(begin)

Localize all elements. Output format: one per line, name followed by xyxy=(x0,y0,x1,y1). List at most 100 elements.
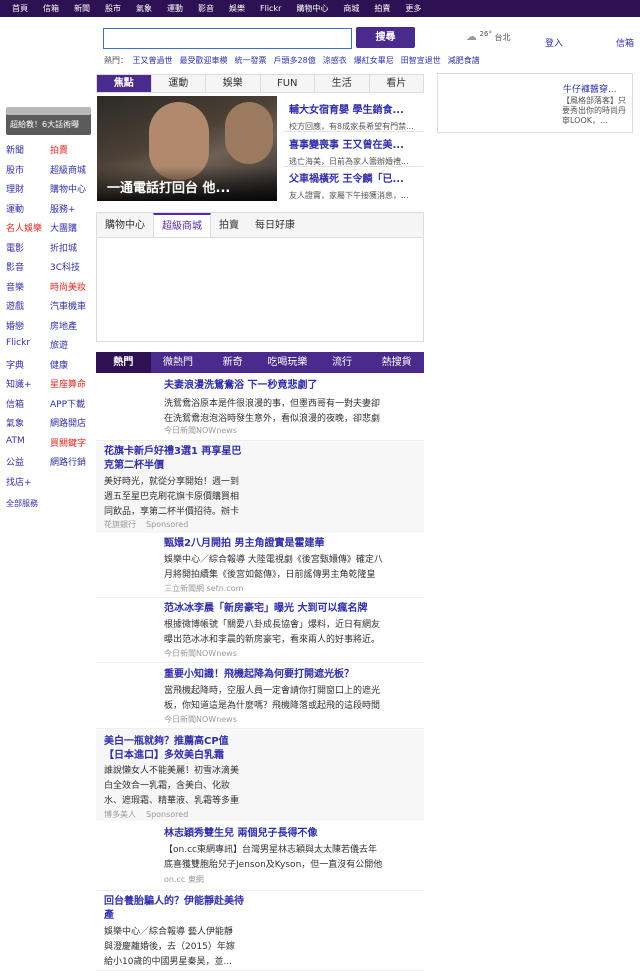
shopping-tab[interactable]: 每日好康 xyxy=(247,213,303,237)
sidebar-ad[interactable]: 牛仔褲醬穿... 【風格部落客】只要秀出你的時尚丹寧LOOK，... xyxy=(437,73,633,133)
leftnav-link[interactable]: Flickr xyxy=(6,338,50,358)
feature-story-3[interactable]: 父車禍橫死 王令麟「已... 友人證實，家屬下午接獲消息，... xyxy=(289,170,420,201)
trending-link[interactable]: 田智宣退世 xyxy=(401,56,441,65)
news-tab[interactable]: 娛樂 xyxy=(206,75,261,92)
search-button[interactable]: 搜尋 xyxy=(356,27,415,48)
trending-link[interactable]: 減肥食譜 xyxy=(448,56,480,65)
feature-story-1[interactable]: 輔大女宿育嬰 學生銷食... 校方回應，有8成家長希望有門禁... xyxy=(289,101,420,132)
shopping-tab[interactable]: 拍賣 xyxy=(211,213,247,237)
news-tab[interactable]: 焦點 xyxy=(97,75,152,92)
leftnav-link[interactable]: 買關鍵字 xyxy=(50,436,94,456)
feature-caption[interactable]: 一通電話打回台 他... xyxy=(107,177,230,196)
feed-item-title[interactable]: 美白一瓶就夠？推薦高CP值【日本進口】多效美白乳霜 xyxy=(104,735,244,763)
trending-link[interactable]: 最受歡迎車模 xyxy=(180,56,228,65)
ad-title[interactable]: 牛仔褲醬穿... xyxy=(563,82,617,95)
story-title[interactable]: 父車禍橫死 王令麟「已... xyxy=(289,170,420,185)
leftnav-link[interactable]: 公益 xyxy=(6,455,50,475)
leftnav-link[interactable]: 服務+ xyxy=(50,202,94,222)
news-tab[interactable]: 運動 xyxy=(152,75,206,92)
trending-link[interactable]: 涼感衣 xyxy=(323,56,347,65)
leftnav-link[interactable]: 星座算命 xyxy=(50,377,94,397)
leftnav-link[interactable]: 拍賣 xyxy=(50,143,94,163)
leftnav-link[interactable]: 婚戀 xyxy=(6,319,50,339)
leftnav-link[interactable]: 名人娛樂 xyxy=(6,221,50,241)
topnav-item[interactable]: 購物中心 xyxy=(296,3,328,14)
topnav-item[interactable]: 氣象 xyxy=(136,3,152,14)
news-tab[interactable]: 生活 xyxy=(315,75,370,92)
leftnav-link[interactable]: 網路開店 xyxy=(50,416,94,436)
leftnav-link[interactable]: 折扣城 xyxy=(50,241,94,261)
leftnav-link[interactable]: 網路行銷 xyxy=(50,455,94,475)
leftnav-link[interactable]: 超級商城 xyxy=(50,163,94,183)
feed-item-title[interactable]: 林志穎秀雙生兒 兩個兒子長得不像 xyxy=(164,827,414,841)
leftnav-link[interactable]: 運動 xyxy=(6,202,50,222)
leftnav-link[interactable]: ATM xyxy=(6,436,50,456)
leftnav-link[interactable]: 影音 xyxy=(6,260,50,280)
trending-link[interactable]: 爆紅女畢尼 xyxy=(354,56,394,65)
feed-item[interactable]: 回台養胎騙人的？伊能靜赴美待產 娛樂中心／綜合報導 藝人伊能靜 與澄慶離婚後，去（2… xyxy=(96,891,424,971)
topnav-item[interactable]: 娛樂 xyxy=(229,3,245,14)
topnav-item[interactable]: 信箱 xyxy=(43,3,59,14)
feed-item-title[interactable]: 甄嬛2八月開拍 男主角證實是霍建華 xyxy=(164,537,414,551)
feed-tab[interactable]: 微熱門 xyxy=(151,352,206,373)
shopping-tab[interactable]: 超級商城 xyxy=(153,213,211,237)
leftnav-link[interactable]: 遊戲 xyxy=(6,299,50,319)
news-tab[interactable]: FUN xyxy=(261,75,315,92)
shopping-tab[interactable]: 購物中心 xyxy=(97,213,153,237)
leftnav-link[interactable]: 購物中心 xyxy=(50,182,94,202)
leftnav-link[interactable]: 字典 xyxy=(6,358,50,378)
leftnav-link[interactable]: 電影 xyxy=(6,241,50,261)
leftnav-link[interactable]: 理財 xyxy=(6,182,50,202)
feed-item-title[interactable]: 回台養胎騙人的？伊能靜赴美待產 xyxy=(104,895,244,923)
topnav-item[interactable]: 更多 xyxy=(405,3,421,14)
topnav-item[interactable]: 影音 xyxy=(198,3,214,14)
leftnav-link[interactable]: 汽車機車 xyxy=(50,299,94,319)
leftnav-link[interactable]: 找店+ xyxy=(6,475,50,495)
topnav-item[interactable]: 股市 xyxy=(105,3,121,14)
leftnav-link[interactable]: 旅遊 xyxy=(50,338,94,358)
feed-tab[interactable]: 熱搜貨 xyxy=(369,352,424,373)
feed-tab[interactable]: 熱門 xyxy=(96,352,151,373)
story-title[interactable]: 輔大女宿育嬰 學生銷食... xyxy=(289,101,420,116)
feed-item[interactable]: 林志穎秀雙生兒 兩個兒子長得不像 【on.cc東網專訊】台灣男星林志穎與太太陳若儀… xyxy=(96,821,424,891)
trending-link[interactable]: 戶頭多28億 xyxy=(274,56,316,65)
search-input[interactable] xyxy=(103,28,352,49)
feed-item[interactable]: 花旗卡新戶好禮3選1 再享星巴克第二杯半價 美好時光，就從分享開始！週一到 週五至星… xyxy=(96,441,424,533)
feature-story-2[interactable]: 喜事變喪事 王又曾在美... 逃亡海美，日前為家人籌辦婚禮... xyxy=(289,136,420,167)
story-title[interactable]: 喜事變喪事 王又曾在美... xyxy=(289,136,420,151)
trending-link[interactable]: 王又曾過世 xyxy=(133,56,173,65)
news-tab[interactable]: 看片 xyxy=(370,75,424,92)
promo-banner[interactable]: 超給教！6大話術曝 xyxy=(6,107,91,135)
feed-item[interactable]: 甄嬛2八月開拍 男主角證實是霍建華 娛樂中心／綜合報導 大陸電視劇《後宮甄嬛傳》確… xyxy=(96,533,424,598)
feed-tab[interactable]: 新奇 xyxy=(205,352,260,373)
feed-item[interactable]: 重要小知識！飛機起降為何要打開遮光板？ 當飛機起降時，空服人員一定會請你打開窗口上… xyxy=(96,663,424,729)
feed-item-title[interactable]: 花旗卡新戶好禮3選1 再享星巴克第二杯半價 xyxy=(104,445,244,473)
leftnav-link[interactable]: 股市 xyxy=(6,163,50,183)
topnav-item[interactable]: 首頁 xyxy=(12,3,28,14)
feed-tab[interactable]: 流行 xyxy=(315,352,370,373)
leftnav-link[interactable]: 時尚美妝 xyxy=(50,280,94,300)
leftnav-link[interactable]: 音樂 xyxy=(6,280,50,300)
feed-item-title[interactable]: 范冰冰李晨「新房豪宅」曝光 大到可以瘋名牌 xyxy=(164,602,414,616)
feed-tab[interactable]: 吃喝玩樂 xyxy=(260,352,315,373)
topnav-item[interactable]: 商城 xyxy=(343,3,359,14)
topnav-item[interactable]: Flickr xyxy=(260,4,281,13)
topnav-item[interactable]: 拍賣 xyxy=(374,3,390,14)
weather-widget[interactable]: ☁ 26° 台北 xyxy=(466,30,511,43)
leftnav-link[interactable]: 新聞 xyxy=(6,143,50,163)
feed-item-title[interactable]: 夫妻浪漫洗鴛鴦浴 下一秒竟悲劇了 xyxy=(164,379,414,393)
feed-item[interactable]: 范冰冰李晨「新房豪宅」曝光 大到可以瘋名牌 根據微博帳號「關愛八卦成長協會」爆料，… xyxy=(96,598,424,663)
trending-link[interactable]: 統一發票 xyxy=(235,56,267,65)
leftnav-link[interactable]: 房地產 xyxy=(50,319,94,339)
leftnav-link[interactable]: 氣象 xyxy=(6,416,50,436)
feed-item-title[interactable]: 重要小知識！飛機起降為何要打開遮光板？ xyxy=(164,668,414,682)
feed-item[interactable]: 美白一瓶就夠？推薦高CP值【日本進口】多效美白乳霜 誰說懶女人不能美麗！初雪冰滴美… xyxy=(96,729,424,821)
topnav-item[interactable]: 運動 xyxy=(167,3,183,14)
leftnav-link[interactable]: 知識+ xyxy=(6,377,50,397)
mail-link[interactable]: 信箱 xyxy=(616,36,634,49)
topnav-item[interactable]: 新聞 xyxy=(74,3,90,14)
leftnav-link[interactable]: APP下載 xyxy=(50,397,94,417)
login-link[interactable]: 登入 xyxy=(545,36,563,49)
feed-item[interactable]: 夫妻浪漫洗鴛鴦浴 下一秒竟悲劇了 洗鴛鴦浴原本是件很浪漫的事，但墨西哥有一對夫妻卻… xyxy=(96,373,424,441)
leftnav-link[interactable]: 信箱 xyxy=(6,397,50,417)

(end)
(begin)

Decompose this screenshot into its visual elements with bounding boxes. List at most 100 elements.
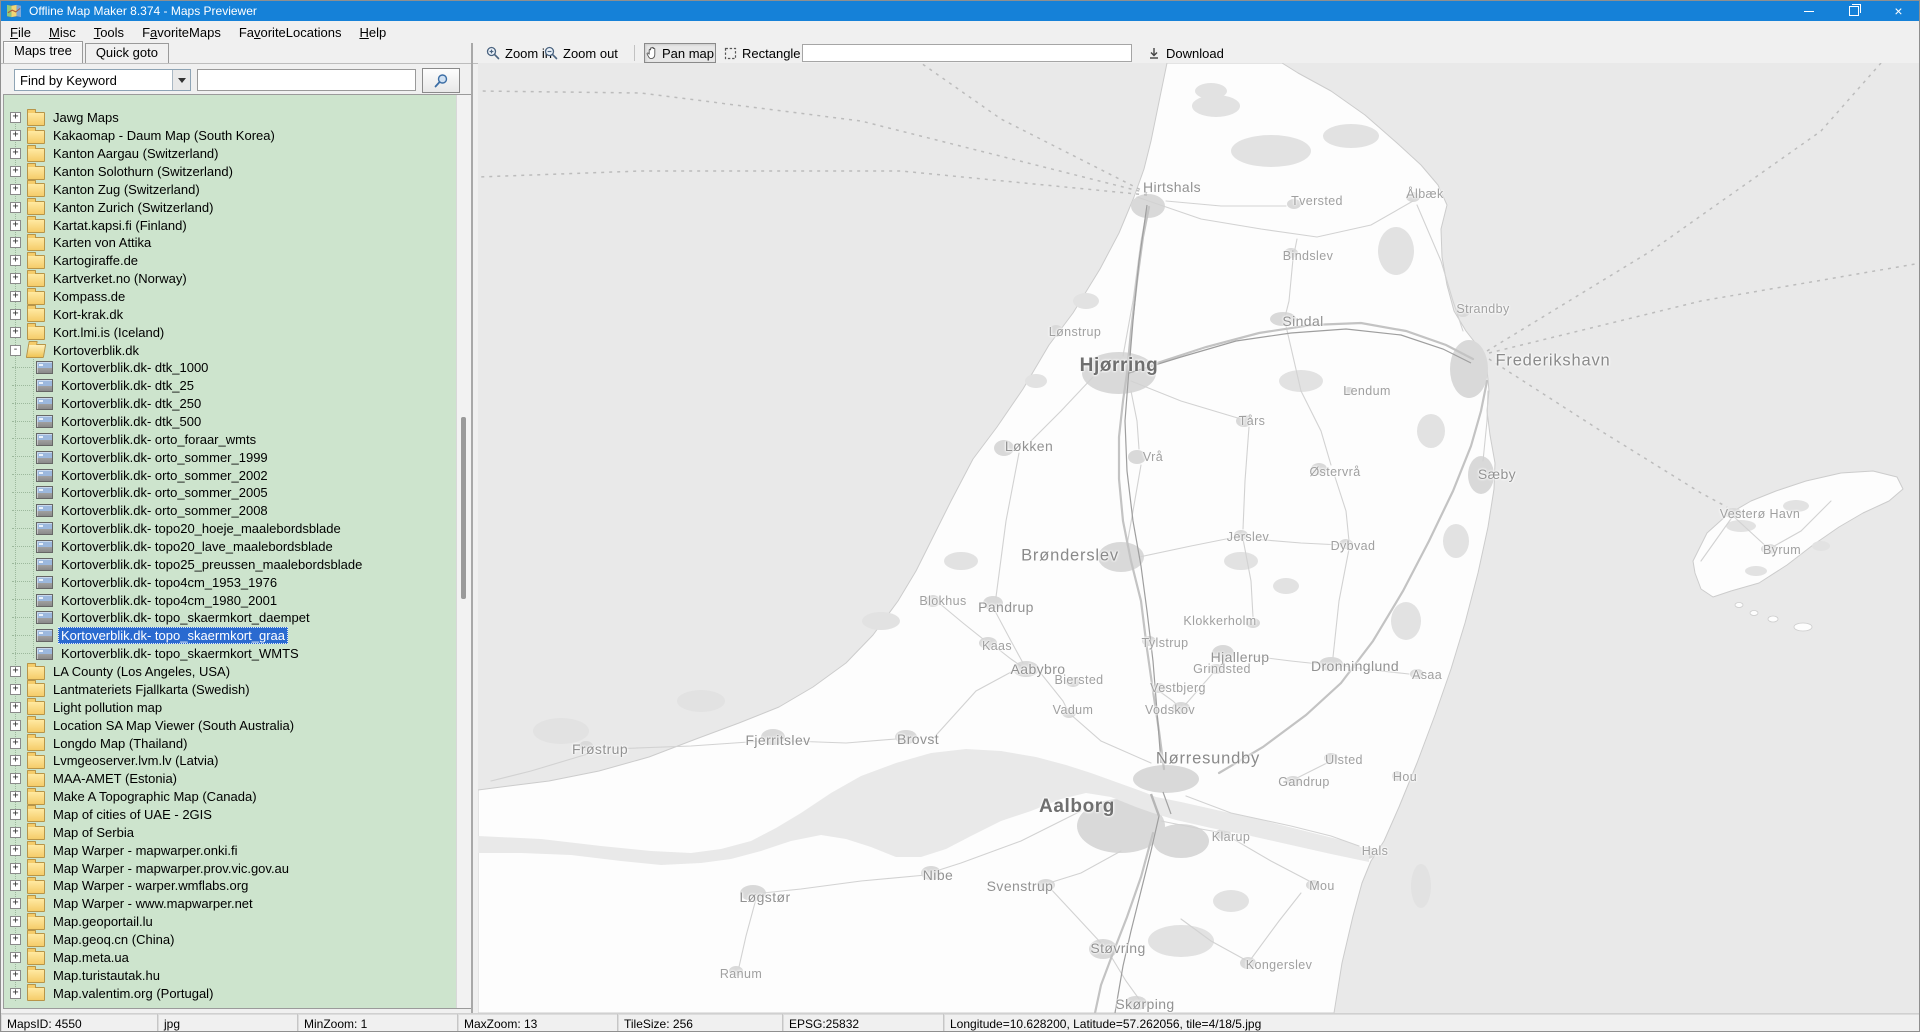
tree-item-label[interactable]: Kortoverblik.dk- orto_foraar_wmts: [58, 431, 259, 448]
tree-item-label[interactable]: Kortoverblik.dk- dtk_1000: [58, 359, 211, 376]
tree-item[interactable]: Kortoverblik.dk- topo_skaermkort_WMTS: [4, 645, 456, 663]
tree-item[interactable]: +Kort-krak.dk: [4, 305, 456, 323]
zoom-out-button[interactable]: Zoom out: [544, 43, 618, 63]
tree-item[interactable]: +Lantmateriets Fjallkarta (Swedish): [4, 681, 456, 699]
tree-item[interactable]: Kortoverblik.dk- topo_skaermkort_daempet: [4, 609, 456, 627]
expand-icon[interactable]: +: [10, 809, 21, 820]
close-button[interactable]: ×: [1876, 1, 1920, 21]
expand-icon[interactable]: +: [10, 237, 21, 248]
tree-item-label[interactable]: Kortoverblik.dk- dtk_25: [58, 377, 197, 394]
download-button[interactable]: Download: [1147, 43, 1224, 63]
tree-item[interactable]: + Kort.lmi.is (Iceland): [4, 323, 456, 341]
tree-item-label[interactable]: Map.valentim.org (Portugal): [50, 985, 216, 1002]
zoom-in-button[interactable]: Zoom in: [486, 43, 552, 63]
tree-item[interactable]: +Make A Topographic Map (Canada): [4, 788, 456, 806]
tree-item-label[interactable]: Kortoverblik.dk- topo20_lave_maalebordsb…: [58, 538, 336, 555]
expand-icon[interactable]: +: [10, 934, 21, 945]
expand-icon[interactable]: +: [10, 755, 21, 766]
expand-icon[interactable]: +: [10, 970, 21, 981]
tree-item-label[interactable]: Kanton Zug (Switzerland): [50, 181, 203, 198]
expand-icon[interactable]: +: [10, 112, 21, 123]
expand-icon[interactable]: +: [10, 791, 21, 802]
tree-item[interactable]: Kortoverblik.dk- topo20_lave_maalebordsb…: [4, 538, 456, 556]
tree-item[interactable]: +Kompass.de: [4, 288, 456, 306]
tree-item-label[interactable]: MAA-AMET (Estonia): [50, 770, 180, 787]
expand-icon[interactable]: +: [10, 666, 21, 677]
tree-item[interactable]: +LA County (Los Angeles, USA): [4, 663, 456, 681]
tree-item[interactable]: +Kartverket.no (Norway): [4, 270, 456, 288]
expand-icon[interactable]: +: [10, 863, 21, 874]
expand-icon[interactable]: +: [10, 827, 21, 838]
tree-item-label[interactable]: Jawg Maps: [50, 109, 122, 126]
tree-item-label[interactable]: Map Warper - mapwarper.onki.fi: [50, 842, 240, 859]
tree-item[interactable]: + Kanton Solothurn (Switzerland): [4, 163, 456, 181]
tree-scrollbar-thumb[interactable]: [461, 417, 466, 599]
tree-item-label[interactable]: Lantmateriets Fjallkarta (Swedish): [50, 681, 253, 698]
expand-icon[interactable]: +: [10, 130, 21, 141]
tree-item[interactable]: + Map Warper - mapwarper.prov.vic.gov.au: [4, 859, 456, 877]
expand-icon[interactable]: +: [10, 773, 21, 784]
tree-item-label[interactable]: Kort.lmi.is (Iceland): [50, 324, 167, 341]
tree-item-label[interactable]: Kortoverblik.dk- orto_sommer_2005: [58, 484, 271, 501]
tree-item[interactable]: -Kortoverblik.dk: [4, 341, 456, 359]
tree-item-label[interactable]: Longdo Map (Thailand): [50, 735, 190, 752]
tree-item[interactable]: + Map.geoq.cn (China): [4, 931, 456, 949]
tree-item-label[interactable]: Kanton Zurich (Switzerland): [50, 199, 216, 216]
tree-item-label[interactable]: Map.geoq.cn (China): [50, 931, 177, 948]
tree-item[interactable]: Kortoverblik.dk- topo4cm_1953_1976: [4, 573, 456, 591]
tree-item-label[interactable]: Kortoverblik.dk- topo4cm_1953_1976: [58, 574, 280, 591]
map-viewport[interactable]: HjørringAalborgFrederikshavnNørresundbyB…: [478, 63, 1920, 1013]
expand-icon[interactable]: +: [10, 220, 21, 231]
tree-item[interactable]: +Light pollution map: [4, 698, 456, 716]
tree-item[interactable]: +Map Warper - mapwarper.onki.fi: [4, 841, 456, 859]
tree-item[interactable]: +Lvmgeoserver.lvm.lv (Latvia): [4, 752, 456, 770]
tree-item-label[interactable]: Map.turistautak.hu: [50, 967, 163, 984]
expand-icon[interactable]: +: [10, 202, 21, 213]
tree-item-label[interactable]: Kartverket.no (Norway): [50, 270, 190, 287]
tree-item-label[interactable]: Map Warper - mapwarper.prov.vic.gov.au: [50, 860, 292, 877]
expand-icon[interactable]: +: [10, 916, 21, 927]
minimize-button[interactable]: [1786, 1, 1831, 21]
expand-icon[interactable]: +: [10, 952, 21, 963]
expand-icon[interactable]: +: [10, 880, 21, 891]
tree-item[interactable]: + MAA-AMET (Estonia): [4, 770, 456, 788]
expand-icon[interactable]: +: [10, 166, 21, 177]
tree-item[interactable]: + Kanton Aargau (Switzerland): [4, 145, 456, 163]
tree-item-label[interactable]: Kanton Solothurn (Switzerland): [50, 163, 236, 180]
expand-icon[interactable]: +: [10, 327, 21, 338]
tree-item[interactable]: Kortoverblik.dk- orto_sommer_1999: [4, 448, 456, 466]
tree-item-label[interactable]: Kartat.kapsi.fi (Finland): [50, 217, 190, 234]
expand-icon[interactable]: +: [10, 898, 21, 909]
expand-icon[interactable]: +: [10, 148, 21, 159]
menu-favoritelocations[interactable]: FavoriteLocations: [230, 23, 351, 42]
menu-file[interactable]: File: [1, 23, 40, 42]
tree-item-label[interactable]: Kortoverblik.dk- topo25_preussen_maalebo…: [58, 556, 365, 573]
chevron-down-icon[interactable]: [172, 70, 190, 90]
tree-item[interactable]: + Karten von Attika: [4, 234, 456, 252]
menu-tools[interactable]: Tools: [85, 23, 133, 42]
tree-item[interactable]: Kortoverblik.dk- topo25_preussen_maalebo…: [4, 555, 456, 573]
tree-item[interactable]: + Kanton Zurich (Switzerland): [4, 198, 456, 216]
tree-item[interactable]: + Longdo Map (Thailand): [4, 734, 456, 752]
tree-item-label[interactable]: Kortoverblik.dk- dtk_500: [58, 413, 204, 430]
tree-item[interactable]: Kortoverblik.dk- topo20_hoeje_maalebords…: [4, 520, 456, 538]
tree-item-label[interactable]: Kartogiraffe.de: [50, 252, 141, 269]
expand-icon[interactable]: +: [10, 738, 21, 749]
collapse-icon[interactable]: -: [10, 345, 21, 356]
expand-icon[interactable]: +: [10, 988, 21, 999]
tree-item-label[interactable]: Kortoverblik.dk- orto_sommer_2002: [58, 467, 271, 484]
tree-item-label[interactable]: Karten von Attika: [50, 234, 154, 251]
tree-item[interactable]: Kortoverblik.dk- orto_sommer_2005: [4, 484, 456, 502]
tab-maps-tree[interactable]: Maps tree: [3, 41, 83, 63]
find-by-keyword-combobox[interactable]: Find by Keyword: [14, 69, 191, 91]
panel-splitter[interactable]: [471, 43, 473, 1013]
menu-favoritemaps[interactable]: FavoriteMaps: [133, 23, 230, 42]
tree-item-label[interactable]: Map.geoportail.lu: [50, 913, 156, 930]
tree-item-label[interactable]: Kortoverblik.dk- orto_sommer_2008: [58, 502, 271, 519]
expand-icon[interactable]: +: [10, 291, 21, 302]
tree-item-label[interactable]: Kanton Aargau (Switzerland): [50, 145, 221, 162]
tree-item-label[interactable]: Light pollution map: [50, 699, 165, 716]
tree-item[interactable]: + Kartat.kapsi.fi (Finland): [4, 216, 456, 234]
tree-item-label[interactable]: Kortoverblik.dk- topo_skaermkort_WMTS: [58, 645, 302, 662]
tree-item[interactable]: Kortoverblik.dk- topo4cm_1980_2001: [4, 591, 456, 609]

(end)

## INSTRUCTION
Format the records from the line containing "shopping-tab[interactable]: 每日好康 xyxy=(247,213,303,237)" to the line containing "leftnav-link[interactable]: 名人娛樂 xyxy=(6,221,50,241)", both included, as a Markdown table with the columns No. and Record, numbering each row and omitting blank lines.

## EXERCISE SOLUTION
| No. | Record |
|---|---|
| 1 | shopping-tab[interactable]: 每日好康 xyxy=(247,213,303,237) |
| 2 | sidebar-ad[interactable]: 牛仔褲醬穿... 【風格部落客】只要秀出你的時尚丹寧LOOK，... xyxy=(437,73,633,133) |
| 3 | leftnav-link[interactable]: Flickr xyxy=(6,338,50,358) |
| 4 | feature-story-3[interactable]: 父車禍橫死 王令麟「已... 友人證實，家屬下午接獲消息，... xyxy=(289,170,420,201) |
| 5 | trending-link[interactable]: 田智宣退世 xyxy=(401,56,441,65) |
| 6 | news-tab[interactable]: 娛樂 xyxy=(206,75,261,92) |
| 7 | search-button[interactable]: 搜尋 xyxy=(356,27,415,48) |
| 8 | trending-link[interactable]: 減肥食譜 xyxy=(448,56,480,65) |
| 9 | feature-story-1[interactable]: 輔大女宿育嬰 學生銷食... 校方回應，有8成家長希望有門禁... xyxy=(289,101,420,132) |
| 10 | shopping-tab[interactable]: 拍賣 xyxy=(211,213,247,237) |
| 11 | news-tab[interactable]: 焦點 xyxy=(97,75,152,92) |
| 12 | leftnav-link[interactable]: 買關鍵字 xyxy=(50,436,94,456) |
| 13 | feature-caption[interactable]: 一通電話打回台 他... xyxy=(107,177,230,196) |
| 14 | feed-item-title[interactable]: 美白一瓶就夠？推薦高CP值【日本進口】多效美白乳霜 xyxy=(104,735,244,763) |
| 15 | trending-link[interactable]: 最受歡迎車模 xyxy=(180,56,228,65) |
| 16 | ad-title[interactable]: 牛仔褲醬穿... xyxy=(563,82,617,95) |
| 17 | story-title[interactable]: 父車禍橫死 王令麟「已... xyxy=(289,170,420,185) |
| 18 | leftnav-link[interactable]: 公益 xyxy=(6,455,50,475) |
| 19 | leftnav-link[interactable]: 服務+ xyxy=(50,202,94,222) |
| 20 | news-tab[interactable]: 運動 xyxy=(152,75,206,92) |
| 21 | trending-link[interactable]: 涼感衣 xyxy=(323,56,347,65) |
| 22 | leftnav-link[interactable]: 星座算命 xyxy=(50,377,94,397) |
| 23 | leftnav-link[interactable]: 拍賣 xyxy=(50,143,94,163) |
| 24 | leftnav-link[interactable]: 婚戀 xyxy=(6,319,50,339) |
| 25 | leftnav-link[interactable]: 名人娛樂 xyxy=(6,221,50,241) |